УСЛОВИЕ ЗАДАНИЯ 1:
Ответьте по фрагменту о Церкви и империи:
(а) Кто во фрагменте назван первым историком Церкви?
(б) Чьи гонения перенесли участники Никейского собора?
(в) Кто пишет, что империя стала христианской, «не пройдя через крещальный кризис»?

ФРАГМЕНТ ДОКУМЕНТА:
◇ ◇ ◇ ◇ ◇ ◇ ◇

Если империя для римлянина — идеал, то Церковь — исполнение этого идеала. «Священная римская империя — материальное тело Града Небесного», — говорит бл. Августин (слово империум можно перевести ведь и как власть Всевышнего). И поскольку имперский мессианизм — призвание Рима, то и важнейшим апостолом римского христианства становится император (равноапостольный Константин, принимающий христианство лишь перед смертью). И сама империя становится христианской, «не пройдя через крещальный кризис» (как пишет прот. А. Шмеман).
А теперь мы снова должны обернуться к «мати-и-мачехе» Церкви — иудаизму. И заметить, что, вероятно, именно ему (точнее, иудейскому хилиазму, идее мессианского века) обязана Церковь и последним, самым таинственным и роковым, быть может, даром. Первый историк Церкви Евсевий Кесарийский пишет, как участники Никейского собора, только что стойко перенесшие гонения Диоклетиана, при виде почестей, которые воздавал им император, размышляли в себе: «не наступило ли уже Тысячелетнее Царство, обещанное Иоанном?» Так вот чем были полны мысли епископов в момент свершения союза Церкви и государства! Они мечтают о том, как империя станет христианской и распространит свет христианства по всему миру. Несомненно, это все та же заветная мечта еврейского мессианизма, начинающая разгораться, когда изначальное эсхатологическое ожидание Второго Пришествия Христа (первая любовь Церкви) все более гаснет.

◇ ◇ ◇ ◇ ◇ ◇ ◇

ЗАПИСИ НАБОРА:
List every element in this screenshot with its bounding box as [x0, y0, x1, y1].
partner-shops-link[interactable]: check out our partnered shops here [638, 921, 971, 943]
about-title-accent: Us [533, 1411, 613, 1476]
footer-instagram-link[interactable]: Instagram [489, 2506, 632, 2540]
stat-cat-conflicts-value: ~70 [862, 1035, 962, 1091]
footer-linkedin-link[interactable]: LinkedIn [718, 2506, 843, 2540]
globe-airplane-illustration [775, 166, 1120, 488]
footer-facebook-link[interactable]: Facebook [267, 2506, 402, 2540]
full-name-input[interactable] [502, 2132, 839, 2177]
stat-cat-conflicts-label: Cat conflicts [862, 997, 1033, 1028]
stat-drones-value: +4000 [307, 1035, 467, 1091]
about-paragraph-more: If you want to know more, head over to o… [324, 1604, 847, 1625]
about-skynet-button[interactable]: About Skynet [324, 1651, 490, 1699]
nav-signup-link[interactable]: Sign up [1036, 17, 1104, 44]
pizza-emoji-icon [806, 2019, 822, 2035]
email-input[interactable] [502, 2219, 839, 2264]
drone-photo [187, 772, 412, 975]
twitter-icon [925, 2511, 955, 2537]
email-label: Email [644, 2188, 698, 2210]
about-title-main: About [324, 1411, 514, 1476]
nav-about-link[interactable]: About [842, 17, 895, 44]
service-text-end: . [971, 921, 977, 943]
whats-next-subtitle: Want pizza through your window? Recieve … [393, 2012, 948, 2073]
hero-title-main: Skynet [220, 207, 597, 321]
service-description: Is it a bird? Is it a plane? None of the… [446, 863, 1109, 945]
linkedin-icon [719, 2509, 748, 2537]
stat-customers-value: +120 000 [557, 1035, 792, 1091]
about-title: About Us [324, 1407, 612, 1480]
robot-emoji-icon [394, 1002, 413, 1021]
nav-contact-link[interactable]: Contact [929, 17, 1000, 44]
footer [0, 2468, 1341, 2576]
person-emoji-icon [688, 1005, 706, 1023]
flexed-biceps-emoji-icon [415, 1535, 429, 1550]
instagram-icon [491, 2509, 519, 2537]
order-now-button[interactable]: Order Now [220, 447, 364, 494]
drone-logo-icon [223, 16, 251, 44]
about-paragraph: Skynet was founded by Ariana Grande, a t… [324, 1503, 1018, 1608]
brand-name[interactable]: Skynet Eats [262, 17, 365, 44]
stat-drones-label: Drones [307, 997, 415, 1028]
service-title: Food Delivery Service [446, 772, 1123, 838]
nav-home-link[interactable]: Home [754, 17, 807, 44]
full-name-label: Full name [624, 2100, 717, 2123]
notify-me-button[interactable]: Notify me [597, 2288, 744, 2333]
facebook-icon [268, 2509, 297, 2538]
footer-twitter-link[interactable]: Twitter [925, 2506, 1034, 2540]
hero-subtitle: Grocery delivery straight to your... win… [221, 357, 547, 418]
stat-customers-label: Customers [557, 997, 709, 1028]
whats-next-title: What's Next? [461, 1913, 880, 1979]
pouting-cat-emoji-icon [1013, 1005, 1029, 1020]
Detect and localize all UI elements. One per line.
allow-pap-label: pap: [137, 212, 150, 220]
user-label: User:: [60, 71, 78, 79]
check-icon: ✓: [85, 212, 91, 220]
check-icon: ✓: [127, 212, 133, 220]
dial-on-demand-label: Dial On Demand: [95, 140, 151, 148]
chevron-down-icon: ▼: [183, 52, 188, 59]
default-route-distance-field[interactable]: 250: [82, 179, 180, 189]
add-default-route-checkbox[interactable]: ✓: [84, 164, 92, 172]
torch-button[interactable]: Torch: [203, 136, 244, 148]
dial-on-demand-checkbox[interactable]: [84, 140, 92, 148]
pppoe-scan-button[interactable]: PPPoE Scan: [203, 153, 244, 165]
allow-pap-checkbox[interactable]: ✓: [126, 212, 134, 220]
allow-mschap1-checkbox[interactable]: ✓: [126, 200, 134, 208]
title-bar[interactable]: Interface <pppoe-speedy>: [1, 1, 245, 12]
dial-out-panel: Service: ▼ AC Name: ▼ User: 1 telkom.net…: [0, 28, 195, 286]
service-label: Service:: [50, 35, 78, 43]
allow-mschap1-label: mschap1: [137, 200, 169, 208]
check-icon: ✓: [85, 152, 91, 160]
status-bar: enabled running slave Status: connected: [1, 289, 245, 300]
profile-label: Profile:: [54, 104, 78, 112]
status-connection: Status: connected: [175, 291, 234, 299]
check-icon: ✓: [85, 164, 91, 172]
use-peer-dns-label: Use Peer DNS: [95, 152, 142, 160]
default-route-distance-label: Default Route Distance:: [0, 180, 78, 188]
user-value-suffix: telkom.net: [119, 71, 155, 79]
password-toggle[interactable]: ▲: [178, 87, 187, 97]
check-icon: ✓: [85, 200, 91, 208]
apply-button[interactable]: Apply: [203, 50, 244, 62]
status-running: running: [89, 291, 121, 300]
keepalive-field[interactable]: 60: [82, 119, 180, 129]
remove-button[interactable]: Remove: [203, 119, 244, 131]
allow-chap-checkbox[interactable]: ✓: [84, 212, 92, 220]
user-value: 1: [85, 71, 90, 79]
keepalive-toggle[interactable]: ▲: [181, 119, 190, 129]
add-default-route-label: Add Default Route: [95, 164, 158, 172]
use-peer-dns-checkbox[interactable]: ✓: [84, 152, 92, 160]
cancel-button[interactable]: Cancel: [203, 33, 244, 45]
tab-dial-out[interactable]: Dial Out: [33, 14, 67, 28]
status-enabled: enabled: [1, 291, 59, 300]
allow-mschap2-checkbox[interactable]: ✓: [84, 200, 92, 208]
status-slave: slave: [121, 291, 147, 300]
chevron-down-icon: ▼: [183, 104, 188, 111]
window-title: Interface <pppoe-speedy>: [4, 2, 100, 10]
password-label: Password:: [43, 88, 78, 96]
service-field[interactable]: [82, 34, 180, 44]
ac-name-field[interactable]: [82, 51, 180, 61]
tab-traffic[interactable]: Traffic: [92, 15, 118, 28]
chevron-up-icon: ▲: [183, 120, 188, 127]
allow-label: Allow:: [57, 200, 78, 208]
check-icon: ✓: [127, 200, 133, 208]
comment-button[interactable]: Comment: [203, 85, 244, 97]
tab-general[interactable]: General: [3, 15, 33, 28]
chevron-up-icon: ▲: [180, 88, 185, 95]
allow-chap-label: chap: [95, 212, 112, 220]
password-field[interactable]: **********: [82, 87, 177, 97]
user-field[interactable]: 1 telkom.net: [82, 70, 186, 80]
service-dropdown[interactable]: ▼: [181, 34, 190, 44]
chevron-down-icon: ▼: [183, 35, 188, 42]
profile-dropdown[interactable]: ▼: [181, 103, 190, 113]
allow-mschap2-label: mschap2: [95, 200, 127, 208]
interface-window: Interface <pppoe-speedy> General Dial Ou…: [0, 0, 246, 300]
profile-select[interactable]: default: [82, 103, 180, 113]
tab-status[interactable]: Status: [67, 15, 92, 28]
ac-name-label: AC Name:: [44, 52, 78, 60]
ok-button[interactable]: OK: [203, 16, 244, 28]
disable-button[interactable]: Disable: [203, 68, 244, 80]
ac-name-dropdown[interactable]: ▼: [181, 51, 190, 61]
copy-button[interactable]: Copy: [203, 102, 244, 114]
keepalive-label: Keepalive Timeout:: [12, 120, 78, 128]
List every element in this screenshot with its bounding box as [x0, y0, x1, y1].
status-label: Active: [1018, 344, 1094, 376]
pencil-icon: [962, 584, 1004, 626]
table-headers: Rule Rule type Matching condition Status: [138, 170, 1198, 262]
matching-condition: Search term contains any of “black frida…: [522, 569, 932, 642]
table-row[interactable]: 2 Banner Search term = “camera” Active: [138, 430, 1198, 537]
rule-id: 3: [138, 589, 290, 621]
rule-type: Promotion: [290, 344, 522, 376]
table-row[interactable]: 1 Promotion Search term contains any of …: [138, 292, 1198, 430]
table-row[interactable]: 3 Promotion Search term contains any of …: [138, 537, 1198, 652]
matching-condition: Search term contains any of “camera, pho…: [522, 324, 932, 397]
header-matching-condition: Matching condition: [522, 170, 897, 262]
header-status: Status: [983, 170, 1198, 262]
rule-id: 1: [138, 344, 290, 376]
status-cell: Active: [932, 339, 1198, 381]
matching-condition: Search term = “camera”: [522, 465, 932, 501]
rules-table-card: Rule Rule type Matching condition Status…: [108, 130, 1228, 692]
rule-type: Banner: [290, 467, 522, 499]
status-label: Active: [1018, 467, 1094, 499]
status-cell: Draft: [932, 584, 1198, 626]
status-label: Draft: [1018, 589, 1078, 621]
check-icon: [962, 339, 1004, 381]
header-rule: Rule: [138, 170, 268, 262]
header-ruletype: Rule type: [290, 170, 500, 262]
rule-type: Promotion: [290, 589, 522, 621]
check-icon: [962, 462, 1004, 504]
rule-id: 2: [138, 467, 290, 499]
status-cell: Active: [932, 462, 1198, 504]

◇ ◇ ◇ ◇ ◇ ◇ ◇

УСЛОВИЕ ЗАДАНИЯ 2:
Оформите в виде таблицы Markdown с колонками «№» и «Строка» строки записей, начиная с первой из них и заканчивая строкой с «stat-cat-conflicts-label: Cat conflicts» включительно. Пустые строки не включайте.

РЕШЕНИЕ ЗАДАНИЯ 1:
(а) Евсевий Кесарийский.
(б) Гонения Диоклетиана.
(в) Прот. А. Шмеман.

РЕШЕНИЕ ЗАДАНИЯ 2:
| № | Строка |
|---|---|
| 1 | List every element in this screenshot with its bounding box as [x0, y0, x1, y1]. |
| 2 | partner-shops-link[interactable]: check out our partnered shops here [638, 921, 971, 943] |
| 3 | about-title-accent: Us [533, 1411, 613, 1476] |
| 4 | footer-instagram-link[interactable]: Instagram [489, 2506, 632, 2540] |
| 5 | stat-cat-conflicts-value: ~70 [862, 1035, 962, 1091] |
| 6 | footer-linkedin-link[interactable]: LinkedIn [718, 2506, 843, 2540] |
| 7 | globe-airplane-illustration [775, 166, 1120, 488] |
| 8 | footer-facebook-link[interactable]: Facebook [267, 2506, 402, 2540] |
| 9 | full-name-input[interactable] [502, 2132, 839, 2177] |
| 10 | stat-cat-conflicts-label: Cat conflicts [862, 997, 1033, 1028] |